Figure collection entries
※ ※ ※
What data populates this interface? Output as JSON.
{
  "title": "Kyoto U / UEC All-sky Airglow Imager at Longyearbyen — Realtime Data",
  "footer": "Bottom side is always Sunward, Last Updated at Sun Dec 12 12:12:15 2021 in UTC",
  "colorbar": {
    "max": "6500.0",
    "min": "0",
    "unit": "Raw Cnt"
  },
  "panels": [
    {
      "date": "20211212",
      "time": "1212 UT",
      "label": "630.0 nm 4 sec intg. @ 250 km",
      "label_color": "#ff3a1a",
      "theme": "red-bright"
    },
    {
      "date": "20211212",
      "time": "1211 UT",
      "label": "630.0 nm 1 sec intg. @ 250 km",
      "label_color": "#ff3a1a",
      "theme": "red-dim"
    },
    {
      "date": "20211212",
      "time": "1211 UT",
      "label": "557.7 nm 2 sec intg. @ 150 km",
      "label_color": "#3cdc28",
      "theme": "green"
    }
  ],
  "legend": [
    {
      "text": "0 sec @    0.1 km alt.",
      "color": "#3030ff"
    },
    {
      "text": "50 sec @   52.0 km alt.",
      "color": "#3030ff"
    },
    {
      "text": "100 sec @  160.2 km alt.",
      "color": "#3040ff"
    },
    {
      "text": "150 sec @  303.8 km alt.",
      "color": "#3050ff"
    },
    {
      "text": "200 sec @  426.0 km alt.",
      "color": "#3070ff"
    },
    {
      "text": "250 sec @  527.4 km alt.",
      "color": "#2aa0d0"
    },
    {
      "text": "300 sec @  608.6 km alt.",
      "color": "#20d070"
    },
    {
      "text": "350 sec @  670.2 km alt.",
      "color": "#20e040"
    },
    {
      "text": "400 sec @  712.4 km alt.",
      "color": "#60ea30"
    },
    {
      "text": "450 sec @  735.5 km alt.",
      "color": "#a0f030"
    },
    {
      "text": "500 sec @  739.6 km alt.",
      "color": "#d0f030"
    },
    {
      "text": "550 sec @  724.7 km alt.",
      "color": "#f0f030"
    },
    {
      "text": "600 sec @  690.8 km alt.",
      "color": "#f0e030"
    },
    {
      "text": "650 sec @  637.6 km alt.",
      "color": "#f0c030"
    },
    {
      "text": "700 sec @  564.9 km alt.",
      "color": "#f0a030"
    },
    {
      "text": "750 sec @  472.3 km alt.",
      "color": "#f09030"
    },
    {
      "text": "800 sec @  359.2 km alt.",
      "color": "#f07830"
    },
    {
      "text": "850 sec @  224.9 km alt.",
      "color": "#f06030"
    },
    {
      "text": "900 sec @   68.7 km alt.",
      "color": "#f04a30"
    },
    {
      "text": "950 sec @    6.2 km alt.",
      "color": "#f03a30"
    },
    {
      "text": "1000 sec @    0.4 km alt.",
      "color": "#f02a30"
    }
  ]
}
※ ※ ※
*Short exercise:* Show all lines above holding "intg".

*Solution for this exercise:*
      "label": "630.0 nm 4 sec intg. @ 250 km",
      "label": "630.0 nm 1 sec intg. @ 250 km",
      "label": "557.7 nm 2 sec intg. @ 150 km",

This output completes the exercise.